> WORK INSTRUCTIONS
I need the lines from the one holding "Transcribe this chart's" to the last line of the data below repeated exactly, both included, without pictures.

Dataset excerpts
☆ ☆ ☆ ☆ ☆
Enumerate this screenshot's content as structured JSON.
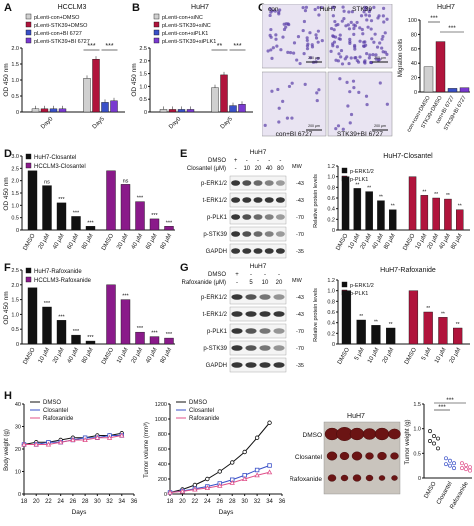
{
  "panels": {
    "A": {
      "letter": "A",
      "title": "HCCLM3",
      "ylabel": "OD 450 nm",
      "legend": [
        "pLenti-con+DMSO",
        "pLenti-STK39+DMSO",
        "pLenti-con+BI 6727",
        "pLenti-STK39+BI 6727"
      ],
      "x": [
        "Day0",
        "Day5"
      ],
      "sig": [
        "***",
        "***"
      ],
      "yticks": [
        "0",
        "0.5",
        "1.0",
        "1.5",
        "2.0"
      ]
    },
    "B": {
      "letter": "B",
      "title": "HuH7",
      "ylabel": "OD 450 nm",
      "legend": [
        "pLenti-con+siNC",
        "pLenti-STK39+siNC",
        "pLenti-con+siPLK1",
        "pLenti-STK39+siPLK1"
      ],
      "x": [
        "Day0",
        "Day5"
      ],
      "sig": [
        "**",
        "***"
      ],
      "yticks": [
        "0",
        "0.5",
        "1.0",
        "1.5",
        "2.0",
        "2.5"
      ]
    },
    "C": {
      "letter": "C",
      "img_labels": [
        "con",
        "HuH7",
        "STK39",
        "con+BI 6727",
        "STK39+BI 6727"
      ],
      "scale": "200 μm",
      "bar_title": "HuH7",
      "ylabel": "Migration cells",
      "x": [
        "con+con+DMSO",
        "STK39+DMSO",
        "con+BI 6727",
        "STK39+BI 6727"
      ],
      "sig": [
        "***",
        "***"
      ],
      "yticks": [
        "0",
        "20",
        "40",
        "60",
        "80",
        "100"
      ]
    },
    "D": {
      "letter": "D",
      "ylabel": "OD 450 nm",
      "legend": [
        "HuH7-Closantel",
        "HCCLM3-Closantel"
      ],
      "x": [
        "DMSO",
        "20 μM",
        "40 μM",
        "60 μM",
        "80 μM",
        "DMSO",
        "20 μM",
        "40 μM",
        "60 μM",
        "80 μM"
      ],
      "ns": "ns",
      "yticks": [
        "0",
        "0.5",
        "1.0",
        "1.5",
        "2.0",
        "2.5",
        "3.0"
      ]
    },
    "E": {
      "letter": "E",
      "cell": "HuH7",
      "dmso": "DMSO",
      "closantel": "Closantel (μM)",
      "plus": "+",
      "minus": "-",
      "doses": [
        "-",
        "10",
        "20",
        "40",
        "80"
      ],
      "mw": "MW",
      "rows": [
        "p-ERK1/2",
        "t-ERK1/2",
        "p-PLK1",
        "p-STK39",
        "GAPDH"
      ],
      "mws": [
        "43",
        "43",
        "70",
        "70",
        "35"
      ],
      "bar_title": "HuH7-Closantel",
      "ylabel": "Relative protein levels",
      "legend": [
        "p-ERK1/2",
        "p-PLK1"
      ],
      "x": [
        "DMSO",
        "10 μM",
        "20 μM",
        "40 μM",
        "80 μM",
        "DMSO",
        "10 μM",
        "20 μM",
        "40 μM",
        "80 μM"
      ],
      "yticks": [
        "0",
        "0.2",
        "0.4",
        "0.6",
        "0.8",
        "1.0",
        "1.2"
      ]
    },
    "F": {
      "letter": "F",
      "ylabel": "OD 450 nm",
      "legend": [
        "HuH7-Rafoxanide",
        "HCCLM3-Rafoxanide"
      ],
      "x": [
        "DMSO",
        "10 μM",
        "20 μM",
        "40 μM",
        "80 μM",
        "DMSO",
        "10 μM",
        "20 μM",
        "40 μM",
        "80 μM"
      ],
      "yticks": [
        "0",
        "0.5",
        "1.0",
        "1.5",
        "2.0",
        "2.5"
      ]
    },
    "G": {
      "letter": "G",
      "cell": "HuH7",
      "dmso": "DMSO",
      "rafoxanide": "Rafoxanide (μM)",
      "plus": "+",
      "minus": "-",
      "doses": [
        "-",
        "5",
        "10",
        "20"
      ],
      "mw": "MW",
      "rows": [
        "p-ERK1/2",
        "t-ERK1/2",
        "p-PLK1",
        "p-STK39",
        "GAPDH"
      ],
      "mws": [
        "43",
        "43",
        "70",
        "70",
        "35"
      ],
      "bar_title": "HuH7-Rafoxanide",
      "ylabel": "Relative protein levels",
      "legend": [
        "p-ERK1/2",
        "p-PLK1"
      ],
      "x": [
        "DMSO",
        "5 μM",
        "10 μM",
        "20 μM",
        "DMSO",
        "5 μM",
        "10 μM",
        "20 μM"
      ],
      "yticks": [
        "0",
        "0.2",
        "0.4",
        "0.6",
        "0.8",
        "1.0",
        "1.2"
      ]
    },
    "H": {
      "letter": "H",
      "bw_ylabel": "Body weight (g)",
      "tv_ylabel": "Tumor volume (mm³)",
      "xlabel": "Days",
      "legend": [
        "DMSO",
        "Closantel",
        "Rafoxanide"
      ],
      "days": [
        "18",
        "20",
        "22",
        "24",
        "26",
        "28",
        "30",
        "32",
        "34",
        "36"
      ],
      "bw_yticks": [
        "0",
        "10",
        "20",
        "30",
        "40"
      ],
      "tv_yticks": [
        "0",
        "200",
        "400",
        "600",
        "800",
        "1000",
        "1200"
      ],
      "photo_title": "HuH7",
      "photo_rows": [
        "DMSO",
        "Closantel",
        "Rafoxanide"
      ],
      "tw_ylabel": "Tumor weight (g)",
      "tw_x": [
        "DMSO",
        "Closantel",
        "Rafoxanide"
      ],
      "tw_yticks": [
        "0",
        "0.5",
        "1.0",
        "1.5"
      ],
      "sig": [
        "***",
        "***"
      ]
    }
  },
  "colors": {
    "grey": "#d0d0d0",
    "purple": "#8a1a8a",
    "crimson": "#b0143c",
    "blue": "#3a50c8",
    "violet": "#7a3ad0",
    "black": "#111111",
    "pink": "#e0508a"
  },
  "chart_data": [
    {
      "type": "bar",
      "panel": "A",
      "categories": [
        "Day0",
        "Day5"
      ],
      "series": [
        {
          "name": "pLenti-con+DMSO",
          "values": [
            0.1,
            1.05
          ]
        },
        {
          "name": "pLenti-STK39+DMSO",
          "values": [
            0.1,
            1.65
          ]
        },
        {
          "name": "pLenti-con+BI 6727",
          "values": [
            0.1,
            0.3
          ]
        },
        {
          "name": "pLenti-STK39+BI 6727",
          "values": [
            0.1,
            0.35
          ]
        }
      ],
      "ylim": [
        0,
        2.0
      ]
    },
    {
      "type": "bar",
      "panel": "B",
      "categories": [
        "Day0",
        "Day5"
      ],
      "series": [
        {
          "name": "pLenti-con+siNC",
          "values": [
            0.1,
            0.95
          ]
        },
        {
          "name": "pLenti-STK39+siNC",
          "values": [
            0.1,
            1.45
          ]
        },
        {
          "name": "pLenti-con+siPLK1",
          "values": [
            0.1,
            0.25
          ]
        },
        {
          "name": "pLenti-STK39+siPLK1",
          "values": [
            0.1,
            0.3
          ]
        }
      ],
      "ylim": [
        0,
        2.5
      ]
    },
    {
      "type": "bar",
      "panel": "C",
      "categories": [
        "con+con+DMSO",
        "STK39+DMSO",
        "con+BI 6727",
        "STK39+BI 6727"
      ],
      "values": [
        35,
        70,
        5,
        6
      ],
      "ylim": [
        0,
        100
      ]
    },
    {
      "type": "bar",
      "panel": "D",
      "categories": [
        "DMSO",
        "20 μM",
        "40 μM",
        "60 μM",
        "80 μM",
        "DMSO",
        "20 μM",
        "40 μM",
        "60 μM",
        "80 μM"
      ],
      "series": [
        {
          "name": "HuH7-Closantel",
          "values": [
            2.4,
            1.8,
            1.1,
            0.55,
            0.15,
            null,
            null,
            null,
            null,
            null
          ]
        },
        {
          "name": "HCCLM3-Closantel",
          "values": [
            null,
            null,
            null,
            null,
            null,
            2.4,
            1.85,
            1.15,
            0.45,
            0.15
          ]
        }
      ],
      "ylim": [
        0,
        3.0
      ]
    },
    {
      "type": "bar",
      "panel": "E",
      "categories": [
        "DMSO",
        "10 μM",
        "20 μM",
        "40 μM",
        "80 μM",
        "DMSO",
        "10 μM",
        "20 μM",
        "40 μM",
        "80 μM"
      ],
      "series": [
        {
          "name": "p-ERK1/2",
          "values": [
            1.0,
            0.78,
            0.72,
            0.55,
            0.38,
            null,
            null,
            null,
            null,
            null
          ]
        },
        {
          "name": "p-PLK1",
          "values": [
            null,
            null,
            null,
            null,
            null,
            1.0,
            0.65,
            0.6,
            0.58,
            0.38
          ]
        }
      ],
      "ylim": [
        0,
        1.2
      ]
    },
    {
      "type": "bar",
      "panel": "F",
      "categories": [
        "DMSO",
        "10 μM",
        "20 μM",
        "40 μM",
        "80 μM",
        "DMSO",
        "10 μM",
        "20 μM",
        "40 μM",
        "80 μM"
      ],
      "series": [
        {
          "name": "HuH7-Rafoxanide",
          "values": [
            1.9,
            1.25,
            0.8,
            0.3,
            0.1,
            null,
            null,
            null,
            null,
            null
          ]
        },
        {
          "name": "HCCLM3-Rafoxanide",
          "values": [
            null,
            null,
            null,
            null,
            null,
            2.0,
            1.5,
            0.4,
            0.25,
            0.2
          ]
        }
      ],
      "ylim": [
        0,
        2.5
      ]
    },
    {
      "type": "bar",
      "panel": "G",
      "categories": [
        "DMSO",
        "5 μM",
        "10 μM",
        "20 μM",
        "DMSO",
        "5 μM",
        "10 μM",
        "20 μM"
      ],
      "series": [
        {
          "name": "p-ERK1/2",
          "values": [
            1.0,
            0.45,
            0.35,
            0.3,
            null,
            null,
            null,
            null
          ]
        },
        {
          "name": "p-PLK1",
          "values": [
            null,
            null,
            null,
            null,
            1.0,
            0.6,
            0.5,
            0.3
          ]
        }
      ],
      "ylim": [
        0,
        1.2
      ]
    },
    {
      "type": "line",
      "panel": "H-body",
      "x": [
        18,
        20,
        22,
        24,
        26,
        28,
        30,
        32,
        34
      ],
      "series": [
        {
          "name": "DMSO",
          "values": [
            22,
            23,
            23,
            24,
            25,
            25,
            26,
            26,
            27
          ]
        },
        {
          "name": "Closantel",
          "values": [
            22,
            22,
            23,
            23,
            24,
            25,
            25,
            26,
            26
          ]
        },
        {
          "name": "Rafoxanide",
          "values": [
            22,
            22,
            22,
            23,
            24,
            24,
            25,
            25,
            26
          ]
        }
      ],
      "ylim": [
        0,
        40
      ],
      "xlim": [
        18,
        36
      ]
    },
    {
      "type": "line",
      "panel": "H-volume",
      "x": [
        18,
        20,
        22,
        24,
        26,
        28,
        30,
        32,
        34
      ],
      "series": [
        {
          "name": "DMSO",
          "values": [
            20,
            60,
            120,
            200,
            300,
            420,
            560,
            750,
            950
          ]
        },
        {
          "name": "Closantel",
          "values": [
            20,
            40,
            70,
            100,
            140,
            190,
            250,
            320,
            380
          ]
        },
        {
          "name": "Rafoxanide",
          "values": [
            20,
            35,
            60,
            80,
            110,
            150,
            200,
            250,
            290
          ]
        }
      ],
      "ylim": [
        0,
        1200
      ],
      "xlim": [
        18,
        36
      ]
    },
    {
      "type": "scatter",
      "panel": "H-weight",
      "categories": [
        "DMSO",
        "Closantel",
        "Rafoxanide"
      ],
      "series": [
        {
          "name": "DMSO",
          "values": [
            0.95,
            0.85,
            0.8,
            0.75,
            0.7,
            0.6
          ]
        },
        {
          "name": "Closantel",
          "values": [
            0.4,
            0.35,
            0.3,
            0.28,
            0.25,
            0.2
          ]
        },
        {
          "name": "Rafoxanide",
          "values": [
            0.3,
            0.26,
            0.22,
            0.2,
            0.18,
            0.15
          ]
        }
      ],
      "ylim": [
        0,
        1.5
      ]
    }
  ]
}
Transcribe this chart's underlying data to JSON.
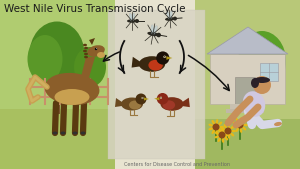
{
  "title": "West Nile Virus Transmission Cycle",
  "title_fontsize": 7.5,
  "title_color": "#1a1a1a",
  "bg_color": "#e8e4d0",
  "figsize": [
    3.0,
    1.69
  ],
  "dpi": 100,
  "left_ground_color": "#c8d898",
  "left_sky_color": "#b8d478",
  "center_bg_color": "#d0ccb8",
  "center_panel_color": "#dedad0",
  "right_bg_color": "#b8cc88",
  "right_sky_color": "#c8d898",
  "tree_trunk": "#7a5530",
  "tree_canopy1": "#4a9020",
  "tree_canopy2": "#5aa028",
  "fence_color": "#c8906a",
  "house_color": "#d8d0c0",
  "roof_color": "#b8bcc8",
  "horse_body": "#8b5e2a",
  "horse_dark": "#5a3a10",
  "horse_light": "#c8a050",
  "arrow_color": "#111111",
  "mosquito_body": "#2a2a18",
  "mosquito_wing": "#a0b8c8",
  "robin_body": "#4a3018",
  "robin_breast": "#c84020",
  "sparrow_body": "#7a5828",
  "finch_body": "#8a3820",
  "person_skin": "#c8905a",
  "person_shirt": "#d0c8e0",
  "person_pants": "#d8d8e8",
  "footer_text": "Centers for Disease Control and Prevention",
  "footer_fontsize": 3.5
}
☆ ☆ ☆ ☆ ☆
> SOLUTION
Transcribe this chart's underlying data to JSON.
{
  "title": "West Nile Virus Transmission Cycle",
  "title_fontsize": 7.5,
  "title_color": "#1a1a1a",
  "bg_color": "#e8e4d0",
  "figsize": [
    3.0,
    1.69
  ],
  "dpi": 100,
  "left_ground_color": "#c8d898",
  "left_sky_color": "#b8d478",
  "center_bg_color": "#d0ccb8",
  "center_panel_color": "#dedad0",
  "right_bg_color": "#b8cc88",
  "right_sky_color": "#c8d898",
  "tree_trunk": "#7a5530",
  "tree_canopy1": "#4a9020",
  "tree_canopy2": "#5aa028",
  "fence_color": "#c8906a",
  "house_color": "#d8d0c0",
  "roof_color": "#b8bcc8",
  "horse_body": "#8b5e2a",
  "horse_dark": "#5a3a10",
  "horse_light": "#c8a050",
  "arrow_color": "#111111",
  "mosquito_body": "#2a2a18",
  "mosquito_wing": "#a0b8c8",
  "robin_body": "#4a3018",
  "robin_breast": "#c84020",
  "sparrow_body": "#7a5828",
  "finch_body": "#8a3820",
  "person_skin": "#c8905a",
  "person_shirt": "#d0c8e0",
  "person_pants": "#d8d8e8",
  "footer_text": "Centers for Disease Control and Prevention",
  "footer_fontsize": 3.5
}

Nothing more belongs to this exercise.